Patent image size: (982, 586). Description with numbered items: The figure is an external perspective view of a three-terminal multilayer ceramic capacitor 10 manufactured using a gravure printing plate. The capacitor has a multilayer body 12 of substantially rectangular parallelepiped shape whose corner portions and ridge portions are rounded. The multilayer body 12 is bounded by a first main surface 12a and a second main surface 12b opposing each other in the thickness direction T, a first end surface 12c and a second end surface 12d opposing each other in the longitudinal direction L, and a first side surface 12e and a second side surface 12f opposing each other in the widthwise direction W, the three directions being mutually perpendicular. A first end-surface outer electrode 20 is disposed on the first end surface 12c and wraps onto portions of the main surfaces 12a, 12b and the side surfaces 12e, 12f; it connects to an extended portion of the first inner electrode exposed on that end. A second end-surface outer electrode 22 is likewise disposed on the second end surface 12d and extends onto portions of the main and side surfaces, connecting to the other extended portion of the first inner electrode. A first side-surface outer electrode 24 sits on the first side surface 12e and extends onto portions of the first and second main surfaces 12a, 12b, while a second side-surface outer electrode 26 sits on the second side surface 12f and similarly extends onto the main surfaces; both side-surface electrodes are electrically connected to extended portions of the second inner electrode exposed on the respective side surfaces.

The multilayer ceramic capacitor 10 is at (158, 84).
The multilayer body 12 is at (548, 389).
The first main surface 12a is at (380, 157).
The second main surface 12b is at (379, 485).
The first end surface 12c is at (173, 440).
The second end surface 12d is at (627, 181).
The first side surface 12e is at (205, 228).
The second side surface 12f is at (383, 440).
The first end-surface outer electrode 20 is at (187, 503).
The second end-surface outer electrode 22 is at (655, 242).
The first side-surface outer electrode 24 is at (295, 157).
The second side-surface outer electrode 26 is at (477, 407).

*EXERCISE*
State how many lines of the data above contain the string "main". Give only the number.

*EXERCISE SOLUTION*
3